======== EXERCISE MATERIALS ========

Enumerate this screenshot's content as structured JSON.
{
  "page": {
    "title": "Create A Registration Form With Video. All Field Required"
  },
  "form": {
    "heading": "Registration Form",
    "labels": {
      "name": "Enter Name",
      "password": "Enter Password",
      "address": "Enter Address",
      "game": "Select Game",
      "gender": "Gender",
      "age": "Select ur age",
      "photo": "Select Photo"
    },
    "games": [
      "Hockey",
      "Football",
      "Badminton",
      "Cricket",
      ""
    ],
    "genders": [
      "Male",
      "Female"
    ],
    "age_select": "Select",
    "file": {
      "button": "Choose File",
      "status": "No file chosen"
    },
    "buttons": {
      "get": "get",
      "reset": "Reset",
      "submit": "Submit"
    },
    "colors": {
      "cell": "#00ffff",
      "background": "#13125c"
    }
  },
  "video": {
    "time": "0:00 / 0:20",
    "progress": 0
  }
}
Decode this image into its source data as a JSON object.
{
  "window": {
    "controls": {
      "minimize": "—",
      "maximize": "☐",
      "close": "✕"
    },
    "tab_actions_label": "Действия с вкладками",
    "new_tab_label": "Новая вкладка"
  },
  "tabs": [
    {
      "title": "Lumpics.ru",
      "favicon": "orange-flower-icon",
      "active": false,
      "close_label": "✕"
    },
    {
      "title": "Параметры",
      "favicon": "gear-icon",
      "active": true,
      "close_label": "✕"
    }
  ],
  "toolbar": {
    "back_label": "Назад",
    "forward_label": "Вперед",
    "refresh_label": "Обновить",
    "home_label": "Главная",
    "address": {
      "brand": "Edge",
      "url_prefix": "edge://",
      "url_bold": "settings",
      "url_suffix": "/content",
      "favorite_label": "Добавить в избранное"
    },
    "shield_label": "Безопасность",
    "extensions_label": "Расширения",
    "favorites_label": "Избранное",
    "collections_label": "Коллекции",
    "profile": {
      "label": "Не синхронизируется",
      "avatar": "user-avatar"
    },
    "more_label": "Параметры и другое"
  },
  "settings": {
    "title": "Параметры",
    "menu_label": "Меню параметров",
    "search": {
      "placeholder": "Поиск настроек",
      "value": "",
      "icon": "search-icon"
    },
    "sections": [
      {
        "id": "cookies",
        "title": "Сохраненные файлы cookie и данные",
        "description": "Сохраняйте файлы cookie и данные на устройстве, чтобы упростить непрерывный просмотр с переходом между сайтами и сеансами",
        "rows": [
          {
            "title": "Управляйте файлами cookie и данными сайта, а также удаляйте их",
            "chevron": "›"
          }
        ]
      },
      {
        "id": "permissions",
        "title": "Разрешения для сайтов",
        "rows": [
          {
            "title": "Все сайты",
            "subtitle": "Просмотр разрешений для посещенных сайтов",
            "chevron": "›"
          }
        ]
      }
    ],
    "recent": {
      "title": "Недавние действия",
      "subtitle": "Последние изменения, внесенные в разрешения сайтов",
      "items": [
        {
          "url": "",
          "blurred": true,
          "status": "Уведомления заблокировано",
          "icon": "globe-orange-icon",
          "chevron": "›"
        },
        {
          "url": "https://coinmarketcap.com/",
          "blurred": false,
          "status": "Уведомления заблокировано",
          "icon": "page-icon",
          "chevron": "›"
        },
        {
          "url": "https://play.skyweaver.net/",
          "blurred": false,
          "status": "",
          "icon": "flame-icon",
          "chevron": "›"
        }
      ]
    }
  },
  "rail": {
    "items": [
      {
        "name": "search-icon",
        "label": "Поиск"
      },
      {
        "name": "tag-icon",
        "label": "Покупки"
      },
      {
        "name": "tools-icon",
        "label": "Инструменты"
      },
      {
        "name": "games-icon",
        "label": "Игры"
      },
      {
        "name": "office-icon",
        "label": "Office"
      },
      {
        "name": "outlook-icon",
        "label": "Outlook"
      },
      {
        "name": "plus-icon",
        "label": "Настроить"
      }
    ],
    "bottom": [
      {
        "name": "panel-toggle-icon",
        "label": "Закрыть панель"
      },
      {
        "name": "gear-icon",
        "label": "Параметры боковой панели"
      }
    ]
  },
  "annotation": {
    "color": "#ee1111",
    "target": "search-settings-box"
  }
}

========

### REQUIRED TASK:
Give back all the records exactly as they stand.

### RESULT OF THIS TASK:
Enumerate this screenshot's content as structured JSON.
{
  "page": {
    "title": "Create A Registration Form With Video. All Field Required"
  },
  "form": {
    "heading": "Registration Form",
    "labels": {
      "name": "Enter Name",
      "password": "Enter Password",
      "address": "Enter Address",
      "game": "Select Game",
      "gender": "Gender",
      "age": "Select ur age",
      "photo": "Select Photo"
    },
    "games": [
      "Hockey",
      "Football",
      "Badminton",
      "Cricket",
      ""
    ],
    "genders": [
      "Male",
      "Female"
    ],
    "age_select": "Select",
    "file": {
      "button": "Choose File",
      "status": "No file chosen"
    },
    "buttons": {
      "get": "get",
      "reset": "Reset",
      "submit": "Submit"
    },
    "colors": {
      "cell": "#00ffff",
      "background": "#13125c"
    }
  },
  "video": {
    "time": "0:00 / 0:20",
    "progress": 0
  }
}
Decode this image into its source data as a JSON object.
{
  "window": {
    "controls": {
      "minimize": "—",
      "maximize": "☐",
      "close": "✕"
    },
    "tab_actions_label": "Действия с вкладками",
    "new_tab_label": "Новая вкладка"
  },
  "tabs": [
    {
      "title": "Lumpics.ru",
      "favicon": "orange-flower-icon",
      "active": false,
      "close_label": "✕"
    },
    {
      "title": "Параметры",
      "favicon": "gear-icon",
      "active": true,
      "close_label": "✕"
    }
  ],
  "toolbar": {
    "back_label": "Назад",
    "forward_label": "Вперед",
    "refresh_label": "Обновить",
    "home_label": "Главная",
    "address": {
      "brand": "Edge",
      "url_prefix": "edge://",
      "url_bold": "settings",
      "url_suffix": "/content",
      "favorite_label": "Добавить в избранное"
    },
    "shield_label": "Безопасность",
    "extensions_label": "Расширения",
    "favorites_label": "Избранное",
    "collections_label": "Коллекции",
    "profile": {
      "label": "Не синхронизируется",
      "avatar": "user-avatar"
    },
    "more_label": "Параметры и другое"
  },
  "settings": {
    "title": "Параметры",
    "menu_label": "Меню параметров",
    "search": {
      "placeholder": "Поиск настроек",
      "value": "",
      "icon": "search-icon"
    },
    "sections": [
      {
        "id": "cookies",
        "title": "Сохраненные файлы cookie и данные",
        "description": "Сохраняйте файлы cookie и данные на устройстве, чтобы упростить непрерывный просмотр с переходом между сайтами и сеансами",
        "rows": [
          {
            "title": "Управляйте файлами cookie и данными сайта, а также удаляйте их",
            "chevron": "›"
          }
        ]
      },
      {
        "id": "permissions",
        "title": "Разрешения для сайтов",
        "rows": [
          {
            "title": "Все сайты",
            "subtitle": "Просмотр разрешений для посещенных сайтов",
            "chevron": "›"
          }
        ]
      }
    ],
    "recent": {
      "title": "Недавние действия",
      "subtitle": "Последние изменения, внесенные в разрешения сайтов",
      "items": [
        {
          "url": "",
          "blurred": true,
          "status": "Уведомления заблокировано",
          "icon": "globe-orange-icon",
          "chevron": "›"
        },
        {
          "url": "https://coinmarketcap.com/",
          "blurred": false,
          "status": "Уведомления заблокировано",
          "icon": "page-icon",
          "chevron": "›"
        },
        {
          "url": "https://play.skyweaver.net/",
          "blurred": false,
          "status": "",
          "icon": "flame-icon",
          "chevron": "›"
        }
      ]
    }
  },
  "rail": {
    "items": [
      {
        "name": "search-icon",
        "label": "Поиск"
      },
      {
        "name": "tag-icon",
        "label": "Покупки"
      },
      {
        "name": "tools-icon",
        "label": "Инструменты"
      },
      {
        "name": "games-icon",
        "label": "Игры"
      },
      {
        "name": "office-icon",
        "label": "Office"
      },
      {
        "name": "outlook-icon",
        "label": "Outlook"
      },
      {
        "name": "plus-icon",
        "label": "Настроить"
      }
    ],
    "bottom": [
      {
        "name": "panel-toggle-icon",
        "label": "Закрыть панель"
      },
      {
        "name": "gear-icon",
        "label": "Параметры боковой панели"
      }
    ]
  },
  "annotation": {
    "color": "#ee1111",
    "target": "search-settings-box"
  }
}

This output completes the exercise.